### Data to process:

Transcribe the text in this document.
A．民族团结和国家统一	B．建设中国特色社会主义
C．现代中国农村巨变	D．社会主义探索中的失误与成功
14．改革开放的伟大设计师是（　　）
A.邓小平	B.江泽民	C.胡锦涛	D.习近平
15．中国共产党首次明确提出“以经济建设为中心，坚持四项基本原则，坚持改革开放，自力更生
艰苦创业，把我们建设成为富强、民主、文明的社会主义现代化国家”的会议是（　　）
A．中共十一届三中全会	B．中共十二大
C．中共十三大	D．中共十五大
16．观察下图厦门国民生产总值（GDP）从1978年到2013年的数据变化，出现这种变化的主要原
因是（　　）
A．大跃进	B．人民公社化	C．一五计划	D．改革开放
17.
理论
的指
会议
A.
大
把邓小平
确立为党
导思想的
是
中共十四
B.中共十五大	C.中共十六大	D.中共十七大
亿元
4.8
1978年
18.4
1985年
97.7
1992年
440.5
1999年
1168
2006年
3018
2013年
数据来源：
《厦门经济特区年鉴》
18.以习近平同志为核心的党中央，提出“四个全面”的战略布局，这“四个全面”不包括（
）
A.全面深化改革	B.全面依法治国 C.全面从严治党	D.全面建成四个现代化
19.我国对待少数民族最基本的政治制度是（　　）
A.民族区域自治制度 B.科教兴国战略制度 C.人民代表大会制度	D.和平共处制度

### Your objective:
Quote all of the entries verbatim.

### Exercise output:
Transcribe the text in this document.
A．民族团结和国家统一	B．建设中国特色社会主义
C．现代中国农村巨变	D．社会主义探索中的失误与成功
14．改革开放的伟大设计师是（　　）
A.邓小平	B.江泽民	C.胡锦涛	D.习近平
15．中国共产党首次明确提出“以经济建设为中心，坚持四项基本原则，坚持改革开放，自力更生
艰苦创业，把我们建设成为富强、民主、文明的社会主义现代化国家”的会议是（　　）
A．中共十一届三中全会	B．中共十二大
C．中共十三大	D．中共十五大
16．观察下图厦门国民生产总值（GDP）从1978年到2013年的数据变化，出现这种变化的主要原
因是（　　）
A．大跃进	B．人民公社化	C．一五计划	D．改革开放
17.
理论
的指
会议
A.
大
把邓小平
确立为党
导思想的
是
中共十四
B.中共十五大	C.中共十六大	D.中共十七大
亿元
4.8
1978年
18.4
1985年
97.7
1992年
440.5
1999年
1168
2006年
3018
2013年
数据来源：
《厦门经济特区年鉴》
18.以习近平同志为核心的党中央，提出“四个全面”的战略布局，这“四个全面”不包括（
）
A.全面深化改革	B.全面依法治国 C.全面从严治党	D.全面建成四个现代化
19.我国对待少数民族最基本的政治制度是（　　）
A.民族区域自治制度 B.科教兴国战略制度 C.人民代表大会制度	D.和平共处制度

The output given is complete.